### What to work on
An exact copy of every record is needed.
** start of Material shown **
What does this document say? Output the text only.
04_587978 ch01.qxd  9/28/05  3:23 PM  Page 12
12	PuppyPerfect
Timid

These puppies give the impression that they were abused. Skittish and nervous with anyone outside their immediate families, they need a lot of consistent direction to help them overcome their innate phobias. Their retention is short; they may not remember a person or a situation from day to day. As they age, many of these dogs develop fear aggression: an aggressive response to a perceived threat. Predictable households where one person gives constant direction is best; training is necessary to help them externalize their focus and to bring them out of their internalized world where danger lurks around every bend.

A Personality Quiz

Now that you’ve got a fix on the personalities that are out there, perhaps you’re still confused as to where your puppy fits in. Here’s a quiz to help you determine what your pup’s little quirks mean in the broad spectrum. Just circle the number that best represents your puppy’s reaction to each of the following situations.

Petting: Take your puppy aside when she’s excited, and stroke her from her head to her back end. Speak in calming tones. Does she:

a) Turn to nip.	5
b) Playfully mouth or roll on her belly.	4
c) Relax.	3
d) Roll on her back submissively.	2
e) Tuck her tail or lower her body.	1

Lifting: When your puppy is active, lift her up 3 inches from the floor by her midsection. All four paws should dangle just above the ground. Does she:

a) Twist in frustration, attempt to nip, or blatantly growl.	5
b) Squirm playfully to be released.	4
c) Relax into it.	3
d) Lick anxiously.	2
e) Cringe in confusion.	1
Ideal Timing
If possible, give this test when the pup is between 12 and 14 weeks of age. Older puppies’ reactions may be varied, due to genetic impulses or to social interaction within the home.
** end of Material shown **
### Result of the exercise
What does this document say? Output the text only.
04_587978 ch01.qxd  9/28/05  3:23 PM  Page 12
12	PuppyPerfect
Timid

These puppies give the impression that they were abused. Skittish and nervous with anyone outside their immediate families, they need a lot of consistent direction to help them overcome their innate phobias. Their retention is short; they may not remember a person or a situation from day to day. As they age, many of these dogs develop fear aggression: an aggressive response to a perceived threat. Predictable households where one person gives constant direction is best; training is necessary to help them externalize their focus and to bring them out of their internalized world where danger lurks around every bend.

A Personality Quiz

Now that you’ve got a fix on the personalities that are out there, perhaps you’re still confused as to where your puppy fits in. Here’s a quiz to help you determine what your pup’s little quirks mean in the broad spectrum. Just circle the number that best represents your puppy’s reaction to each of the following situations.

Petting: Take your puppy aside when she’s excited, and stroke her from her head to her back end. Speak in calming tones. Does she:

a) Turn to nip.	5
b) Playfully mouth or roll on her belly.	4
c) Relax.	3
d) Roll on her back submissively.	2
e) Tuck her tail or lower her body.	1

Lifting: When your puppy is active, lift her up 3 inches from the floor by her midsection. All four paws should dangle just above the ground. Does she:

a) Twist in frustration, attempt to nip, or blatantly growl.	5
b) Squirm playfully to be released.	4
c) Relax into it.	3
d) Lick anxiously.	2
e) Cringe in confusion.	1
Ideal Timing
If possible, give this test when the pup is between 12 and 14 weeks of age. Older puppies’ reactions may be varied, due to genetic impulses or to social interaction within the home.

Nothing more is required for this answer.